# Supplied data start
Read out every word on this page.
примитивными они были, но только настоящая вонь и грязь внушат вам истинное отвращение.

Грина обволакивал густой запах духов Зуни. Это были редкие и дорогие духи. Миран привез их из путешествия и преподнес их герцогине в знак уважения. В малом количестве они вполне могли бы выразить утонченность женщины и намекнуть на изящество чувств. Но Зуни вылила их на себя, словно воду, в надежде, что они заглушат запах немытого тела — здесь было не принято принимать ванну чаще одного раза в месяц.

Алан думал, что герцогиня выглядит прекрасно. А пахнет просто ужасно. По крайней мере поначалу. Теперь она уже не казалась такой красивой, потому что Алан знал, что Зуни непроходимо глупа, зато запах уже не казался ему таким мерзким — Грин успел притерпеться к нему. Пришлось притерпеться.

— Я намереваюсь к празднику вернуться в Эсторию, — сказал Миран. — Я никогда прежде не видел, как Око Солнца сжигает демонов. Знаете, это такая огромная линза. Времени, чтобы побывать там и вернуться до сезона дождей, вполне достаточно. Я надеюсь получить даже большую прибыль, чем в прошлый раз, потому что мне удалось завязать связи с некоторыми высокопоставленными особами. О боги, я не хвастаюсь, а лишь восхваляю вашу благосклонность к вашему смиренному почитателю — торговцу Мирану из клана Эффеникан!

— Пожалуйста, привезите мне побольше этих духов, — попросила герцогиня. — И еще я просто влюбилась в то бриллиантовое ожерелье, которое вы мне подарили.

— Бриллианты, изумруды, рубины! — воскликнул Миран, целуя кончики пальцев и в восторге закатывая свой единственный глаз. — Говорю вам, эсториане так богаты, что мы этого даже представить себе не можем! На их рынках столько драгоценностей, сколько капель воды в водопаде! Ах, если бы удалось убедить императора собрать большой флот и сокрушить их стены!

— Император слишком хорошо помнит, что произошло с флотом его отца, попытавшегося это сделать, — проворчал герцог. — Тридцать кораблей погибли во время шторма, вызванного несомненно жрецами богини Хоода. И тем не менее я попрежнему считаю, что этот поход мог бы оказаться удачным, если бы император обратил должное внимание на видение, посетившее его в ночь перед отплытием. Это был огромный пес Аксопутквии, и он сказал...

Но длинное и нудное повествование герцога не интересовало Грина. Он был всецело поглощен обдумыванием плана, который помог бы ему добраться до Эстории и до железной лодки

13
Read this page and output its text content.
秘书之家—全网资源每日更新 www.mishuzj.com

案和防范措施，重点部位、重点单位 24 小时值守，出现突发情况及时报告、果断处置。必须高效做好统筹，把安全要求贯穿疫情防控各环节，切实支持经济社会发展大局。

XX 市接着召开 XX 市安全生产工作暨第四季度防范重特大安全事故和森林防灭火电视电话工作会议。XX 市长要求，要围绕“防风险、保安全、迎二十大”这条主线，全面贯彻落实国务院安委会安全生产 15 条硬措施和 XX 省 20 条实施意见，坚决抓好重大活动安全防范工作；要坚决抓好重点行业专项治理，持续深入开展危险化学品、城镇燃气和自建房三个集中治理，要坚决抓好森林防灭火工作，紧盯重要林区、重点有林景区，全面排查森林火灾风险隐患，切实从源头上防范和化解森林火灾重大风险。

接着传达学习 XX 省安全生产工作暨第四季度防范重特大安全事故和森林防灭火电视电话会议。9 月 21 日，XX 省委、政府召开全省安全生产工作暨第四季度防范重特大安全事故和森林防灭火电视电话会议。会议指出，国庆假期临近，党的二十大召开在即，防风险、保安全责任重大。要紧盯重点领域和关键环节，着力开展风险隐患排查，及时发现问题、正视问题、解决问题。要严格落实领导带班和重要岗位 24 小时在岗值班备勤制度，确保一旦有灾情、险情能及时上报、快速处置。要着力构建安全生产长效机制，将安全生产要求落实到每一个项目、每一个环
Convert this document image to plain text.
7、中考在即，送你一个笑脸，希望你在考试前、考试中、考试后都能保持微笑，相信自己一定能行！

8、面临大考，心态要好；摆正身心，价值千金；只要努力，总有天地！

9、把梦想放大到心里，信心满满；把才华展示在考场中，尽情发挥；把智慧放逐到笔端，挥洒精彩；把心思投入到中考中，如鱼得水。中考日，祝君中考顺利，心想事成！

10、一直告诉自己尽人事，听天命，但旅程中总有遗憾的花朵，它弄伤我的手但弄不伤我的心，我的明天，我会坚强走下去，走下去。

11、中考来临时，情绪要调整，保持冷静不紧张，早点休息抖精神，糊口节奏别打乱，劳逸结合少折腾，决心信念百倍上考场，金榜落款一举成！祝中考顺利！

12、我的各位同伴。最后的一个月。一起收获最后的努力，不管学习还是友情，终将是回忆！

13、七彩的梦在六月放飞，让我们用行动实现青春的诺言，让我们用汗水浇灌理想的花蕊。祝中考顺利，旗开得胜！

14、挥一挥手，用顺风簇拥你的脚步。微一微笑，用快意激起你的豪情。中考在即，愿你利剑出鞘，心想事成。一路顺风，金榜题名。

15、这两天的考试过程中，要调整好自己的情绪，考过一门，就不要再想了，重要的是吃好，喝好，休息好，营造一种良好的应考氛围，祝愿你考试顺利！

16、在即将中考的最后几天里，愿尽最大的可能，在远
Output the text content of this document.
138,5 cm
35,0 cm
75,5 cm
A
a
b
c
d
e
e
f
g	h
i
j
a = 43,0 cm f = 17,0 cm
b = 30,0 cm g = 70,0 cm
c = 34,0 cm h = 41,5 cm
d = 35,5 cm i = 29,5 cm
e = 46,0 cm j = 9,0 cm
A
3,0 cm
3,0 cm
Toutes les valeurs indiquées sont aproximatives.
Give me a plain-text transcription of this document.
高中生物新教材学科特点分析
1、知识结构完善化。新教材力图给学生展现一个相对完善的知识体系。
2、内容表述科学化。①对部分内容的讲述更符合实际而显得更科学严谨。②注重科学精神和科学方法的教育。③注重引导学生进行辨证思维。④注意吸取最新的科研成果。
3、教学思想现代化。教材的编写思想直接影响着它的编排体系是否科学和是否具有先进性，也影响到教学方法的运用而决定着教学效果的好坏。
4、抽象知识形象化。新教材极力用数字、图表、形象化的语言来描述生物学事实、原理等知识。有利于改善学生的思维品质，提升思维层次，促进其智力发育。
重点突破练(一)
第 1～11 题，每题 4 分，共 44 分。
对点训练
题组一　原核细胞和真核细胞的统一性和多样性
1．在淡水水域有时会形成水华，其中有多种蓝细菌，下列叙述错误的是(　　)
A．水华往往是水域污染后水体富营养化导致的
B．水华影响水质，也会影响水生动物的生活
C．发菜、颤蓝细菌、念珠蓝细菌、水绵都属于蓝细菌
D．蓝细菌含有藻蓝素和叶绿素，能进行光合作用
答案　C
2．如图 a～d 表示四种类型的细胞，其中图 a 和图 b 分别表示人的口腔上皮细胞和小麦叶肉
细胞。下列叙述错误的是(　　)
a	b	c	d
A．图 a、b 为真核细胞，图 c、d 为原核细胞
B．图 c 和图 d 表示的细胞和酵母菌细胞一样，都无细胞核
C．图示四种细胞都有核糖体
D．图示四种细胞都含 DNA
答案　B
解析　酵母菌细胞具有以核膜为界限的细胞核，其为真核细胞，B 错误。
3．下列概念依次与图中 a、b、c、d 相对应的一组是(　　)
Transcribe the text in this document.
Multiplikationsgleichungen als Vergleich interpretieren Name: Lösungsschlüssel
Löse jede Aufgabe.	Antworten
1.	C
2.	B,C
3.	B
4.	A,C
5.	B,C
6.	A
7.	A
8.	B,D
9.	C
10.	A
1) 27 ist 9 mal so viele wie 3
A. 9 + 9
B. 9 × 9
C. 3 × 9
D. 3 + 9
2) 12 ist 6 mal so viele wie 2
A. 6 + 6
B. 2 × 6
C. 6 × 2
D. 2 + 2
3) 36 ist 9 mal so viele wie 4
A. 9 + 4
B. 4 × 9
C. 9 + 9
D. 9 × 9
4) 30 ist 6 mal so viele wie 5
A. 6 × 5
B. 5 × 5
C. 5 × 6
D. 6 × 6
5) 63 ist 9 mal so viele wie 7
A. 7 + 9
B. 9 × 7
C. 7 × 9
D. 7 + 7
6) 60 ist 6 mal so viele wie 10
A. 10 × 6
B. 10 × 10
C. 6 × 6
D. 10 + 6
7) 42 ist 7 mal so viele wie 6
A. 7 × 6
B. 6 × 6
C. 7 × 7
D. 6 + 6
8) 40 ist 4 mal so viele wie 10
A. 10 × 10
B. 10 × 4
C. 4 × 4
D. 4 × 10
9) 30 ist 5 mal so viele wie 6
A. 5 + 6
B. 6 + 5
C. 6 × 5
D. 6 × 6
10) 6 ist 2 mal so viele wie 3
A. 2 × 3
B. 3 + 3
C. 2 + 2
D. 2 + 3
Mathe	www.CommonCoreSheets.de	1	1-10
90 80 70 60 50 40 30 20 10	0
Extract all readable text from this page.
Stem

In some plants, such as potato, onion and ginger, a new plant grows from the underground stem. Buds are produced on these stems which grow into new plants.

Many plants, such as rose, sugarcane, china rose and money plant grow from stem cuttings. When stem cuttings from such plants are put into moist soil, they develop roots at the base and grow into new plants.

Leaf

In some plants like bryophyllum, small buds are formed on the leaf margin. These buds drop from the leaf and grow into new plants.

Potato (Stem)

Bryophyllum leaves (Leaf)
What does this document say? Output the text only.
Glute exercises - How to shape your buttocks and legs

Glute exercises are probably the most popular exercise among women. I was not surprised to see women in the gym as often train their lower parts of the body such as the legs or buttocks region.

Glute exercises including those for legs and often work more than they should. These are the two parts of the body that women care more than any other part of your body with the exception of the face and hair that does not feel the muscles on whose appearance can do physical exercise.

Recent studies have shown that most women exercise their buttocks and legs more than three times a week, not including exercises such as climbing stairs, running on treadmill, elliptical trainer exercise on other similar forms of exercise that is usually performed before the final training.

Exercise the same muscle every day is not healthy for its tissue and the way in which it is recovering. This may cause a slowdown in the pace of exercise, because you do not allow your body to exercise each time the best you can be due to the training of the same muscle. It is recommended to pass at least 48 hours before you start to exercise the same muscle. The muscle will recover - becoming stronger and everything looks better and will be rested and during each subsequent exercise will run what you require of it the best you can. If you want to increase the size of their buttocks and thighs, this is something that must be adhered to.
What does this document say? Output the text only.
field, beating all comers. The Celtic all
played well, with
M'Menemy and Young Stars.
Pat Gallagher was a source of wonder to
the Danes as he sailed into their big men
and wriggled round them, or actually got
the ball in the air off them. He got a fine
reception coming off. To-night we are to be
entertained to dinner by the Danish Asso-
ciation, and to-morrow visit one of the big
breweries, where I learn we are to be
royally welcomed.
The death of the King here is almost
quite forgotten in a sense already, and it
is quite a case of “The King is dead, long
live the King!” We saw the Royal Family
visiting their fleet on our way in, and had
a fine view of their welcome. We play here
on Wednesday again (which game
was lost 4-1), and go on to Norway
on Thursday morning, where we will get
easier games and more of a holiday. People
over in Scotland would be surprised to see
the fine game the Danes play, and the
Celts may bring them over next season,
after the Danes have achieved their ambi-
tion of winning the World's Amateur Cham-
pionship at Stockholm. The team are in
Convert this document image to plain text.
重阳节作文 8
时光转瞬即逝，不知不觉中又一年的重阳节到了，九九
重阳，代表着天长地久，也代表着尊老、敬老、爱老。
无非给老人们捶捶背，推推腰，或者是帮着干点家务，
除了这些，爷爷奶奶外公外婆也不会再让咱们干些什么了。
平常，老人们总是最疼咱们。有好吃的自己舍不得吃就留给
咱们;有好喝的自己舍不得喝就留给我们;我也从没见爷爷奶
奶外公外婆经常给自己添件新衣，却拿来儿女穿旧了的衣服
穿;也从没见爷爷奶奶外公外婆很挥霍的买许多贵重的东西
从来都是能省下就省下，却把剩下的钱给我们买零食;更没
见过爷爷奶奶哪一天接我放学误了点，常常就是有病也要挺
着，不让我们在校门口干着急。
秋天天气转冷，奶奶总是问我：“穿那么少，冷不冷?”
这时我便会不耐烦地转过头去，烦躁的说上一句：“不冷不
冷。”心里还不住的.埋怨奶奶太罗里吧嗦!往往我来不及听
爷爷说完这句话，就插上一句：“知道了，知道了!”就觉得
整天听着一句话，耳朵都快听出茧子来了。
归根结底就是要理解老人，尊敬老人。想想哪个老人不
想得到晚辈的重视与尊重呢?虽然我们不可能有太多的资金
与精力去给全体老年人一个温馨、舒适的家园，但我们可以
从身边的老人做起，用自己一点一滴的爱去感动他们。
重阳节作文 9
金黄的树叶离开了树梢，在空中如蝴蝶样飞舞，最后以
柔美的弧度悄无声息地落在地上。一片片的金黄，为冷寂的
# Supplied data end
— Exercise description —
Among the entries above, how many lines include the word "grow"? Reply with the number only.

— Answer to the problem —
3